#### Data listing
===============

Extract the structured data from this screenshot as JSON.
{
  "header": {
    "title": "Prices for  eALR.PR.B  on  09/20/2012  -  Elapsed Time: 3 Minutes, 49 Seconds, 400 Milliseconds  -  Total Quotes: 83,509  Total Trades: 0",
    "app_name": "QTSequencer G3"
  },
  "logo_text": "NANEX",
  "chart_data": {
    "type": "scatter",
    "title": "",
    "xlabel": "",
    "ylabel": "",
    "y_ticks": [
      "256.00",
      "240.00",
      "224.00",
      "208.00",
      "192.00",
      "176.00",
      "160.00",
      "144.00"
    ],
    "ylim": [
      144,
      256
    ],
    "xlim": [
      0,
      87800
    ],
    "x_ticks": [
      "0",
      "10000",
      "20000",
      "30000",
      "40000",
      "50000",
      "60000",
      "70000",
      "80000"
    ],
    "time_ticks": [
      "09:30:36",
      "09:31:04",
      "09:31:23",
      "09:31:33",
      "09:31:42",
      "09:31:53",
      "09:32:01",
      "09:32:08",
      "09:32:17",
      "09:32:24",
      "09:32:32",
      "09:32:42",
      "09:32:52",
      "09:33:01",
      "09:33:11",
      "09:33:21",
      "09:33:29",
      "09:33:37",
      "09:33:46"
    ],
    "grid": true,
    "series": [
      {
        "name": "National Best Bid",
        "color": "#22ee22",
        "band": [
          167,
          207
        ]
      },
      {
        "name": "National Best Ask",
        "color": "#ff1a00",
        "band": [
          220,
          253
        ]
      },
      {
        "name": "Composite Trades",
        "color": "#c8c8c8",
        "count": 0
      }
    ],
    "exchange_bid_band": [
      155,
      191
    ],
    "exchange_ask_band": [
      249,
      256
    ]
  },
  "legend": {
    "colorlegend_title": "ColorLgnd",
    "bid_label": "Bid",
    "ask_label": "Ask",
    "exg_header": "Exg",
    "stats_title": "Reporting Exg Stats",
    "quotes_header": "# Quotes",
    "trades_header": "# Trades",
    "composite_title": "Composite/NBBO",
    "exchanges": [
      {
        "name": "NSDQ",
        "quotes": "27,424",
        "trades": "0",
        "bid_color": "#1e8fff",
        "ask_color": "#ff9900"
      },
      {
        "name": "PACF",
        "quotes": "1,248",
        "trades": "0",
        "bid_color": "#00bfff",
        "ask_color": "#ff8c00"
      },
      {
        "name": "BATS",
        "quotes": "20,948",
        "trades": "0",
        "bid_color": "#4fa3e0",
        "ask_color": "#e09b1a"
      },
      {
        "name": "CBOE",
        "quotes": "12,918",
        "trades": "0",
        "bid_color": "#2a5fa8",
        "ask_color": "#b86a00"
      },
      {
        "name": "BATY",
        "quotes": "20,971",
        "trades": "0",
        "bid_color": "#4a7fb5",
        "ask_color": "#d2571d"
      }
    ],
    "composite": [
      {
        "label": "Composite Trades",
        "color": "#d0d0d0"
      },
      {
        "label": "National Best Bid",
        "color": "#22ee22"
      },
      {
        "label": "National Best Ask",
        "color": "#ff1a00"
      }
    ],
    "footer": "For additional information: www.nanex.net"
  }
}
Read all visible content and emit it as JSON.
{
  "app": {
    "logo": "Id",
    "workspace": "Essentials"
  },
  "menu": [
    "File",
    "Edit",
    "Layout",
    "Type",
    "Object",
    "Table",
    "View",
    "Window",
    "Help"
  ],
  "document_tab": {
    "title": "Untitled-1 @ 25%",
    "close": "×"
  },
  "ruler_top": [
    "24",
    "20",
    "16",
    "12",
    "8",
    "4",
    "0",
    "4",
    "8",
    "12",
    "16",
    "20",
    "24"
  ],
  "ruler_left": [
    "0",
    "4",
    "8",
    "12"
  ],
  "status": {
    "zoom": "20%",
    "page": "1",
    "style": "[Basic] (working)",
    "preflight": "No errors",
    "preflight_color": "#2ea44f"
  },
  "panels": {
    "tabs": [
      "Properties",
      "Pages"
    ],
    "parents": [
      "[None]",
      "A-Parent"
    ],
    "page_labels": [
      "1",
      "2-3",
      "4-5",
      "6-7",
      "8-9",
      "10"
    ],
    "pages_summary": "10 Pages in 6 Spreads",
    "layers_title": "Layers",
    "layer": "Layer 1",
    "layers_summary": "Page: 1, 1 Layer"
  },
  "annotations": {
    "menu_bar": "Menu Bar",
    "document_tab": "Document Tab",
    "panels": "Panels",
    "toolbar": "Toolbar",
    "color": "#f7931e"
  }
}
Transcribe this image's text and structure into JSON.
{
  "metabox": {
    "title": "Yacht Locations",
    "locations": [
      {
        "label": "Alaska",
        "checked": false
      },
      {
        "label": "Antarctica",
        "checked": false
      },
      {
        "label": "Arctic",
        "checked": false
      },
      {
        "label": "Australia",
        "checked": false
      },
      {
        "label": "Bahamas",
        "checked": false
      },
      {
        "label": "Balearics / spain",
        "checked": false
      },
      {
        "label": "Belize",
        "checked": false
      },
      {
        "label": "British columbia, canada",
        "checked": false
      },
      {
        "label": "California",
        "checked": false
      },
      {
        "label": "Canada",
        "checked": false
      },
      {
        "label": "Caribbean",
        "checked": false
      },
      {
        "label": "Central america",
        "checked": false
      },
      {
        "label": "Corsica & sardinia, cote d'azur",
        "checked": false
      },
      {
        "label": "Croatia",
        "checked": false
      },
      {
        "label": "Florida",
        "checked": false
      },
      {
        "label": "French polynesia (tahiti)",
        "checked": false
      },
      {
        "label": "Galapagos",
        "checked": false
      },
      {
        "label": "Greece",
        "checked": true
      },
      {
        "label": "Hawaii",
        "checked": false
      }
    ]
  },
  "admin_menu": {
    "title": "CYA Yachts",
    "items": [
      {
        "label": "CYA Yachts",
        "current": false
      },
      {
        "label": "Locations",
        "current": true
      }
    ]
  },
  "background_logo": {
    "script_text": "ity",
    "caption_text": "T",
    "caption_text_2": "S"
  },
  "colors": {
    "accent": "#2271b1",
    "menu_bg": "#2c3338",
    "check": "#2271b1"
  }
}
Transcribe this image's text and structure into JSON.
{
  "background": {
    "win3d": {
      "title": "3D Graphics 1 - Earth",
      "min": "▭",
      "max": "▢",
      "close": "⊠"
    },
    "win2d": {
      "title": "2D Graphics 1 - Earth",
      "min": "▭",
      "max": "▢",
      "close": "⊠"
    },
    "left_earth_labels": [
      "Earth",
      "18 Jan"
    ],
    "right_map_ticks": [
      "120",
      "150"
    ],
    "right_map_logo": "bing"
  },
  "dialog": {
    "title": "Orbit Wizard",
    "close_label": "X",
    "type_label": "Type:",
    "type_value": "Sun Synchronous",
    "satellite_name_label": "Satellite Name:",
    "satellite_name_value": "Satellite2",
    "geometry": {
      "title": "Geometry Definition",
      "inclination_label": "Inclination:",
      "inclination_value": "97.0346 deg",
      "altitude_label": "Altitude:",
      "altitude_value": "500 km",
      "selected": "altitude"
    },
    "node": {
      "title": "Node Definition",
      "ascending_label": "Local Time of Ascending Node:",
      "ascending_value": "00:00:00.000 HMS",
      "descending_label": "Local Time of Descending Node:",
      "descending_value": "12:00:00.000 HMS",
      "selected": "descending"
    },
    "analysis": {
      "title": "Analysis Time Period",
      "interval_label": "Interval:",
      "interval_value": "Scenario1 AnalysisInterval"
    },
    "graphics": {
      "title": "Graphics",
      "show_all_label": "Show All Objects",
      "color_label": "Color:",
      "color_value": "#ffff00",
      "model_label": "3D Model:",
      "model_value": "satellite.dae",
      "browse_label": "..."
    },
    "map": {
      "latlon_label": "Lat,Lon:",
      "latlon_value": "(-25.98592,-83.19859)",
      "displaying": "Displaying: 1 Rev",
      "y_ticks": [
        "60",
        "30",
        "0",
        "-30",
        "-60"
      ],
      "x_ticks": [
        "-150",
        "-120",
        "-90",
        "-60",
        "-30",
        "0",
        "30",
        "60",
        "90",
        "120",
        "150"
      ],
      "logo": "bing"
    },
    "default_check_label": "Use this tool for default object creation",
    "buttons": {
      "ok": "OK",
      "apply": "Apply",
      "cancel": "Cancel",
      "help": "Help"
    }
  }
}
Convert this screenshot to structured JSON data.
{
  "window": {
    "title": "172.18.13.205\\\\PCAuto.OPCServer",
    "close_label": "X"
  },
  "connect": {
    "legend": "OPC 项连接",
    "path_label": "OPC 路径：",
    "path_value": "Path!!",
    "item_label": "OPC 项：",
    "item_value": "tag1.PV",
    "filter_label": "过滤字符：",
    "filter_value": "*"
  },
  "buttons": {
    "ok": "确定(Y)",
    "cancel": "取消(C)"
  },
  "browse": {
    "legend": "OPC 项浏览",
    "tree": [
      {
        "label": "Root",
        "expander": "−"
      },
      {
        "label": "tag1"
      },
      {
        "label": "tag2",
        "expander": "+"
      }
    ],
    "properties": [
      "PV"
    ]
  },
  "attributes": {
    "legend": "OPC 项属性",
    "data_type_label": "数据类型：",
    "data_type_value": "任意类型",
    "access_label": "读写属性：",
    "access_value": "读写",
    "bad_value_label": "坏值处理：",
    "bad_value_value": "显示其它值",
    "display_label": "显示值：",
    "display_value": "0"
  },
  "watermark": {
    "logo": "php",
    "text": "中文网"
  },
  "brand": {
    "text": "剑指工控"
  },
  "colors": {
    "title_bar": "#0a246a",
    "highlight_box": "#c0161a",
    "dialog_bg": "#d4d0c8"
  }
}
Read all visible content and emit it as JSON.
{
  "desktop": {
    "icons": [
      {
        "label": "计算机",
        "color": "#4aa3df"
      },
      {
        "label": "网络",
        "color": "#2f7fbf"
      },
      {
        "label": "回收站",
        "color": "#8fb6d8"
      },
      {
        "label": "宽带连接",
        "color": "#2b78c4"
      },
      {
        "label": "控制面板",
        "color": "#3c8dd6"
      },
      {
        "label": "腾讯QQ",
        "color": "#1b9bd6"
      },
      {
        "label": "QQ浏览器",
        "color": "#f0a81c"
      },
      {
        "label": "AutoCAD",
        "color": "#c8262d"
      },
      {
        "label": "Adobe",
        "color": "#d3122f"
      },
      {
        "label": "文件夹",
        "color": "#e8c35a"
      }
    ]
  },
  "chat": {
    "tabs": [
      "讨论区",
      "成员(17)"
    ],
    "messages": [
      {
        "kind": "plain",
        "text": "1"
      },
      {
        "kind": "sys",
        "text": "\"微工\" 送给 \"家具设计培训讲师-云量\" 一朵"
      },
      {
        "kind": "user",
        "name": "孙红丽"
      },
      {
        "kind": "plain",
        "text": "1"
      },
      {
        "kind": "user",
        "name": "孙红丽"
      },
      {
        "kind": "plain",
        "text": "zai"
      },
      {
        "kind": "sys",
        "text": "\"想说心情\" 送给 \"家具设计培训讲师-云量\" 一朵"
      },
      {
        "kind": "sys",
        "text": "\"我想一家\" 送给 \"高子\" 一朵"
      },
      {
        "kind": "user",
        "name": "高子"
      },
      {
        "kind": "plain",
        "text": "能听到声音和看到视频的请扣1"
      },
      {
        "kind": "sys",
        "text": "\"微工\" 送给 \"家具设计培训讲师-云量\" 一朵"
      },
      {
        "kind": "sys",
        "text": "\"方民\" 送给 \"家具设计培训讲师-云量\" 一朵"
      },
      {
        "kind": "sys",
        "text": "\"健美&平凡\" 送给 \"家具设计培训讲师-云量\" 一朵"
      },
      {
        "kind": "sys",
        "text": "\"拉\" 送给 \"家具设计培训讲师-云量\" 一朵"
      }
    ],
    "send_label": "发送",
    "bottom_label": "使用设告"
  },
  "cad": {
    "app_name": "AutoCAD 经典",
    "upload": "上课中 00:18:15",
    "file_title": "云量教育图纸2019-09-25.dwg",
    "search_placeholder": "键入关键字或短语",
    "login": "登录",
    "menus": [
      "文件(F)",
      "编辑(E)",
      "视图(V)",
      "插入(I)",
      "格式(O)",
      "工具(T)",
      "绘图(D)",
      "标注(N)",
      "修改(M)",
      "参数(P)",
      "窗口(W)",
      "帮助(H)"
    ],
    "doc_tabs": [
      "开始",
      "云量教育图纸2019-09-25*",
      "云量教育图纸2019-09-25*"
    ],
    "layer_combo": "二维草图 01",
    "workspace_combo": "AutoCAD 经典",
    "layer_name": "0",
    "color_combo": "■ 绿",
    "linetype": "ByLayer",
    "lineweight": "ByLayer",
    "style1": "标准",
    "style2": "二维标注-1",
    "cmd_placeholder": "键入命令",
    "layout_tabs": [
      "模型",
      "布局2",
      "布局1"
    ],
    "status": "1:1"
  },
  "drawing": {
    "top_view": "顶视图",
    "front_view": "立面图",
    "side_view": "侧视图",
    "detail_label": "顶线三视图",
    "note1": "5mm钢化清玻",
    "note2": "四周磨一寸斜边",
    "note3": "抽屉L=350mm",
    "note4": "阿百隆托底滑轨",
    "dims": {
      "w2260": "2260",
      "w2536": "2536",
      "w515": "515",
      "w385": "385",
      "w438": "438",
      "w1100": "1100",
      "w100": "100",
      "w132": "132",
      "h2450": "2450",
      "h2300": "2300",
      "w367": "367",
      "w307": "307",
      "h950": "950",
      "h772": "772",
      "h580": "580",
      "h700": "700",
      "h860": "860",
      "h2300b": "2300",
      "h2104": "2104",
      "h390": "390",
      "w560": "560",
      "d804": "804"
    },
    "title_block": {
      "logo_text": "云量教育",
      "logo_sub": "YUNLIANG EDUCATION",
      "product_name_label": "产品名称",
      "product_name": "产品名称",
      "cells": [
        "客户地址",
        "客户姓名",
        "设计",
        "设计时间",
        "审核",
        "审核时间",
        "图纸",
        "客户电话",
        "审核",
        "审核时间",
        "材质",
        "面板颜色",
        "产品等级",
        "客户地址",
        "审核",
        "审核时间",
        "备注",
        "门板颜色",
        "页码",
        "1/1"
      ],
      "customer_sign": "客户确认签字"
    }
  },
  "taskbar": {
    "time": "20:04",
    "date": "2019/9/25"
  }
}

===============

Look through the entries above and list every line containing "Pages".

      "Pages"
    "pages_summary": "10 Pages in 6 Spreads",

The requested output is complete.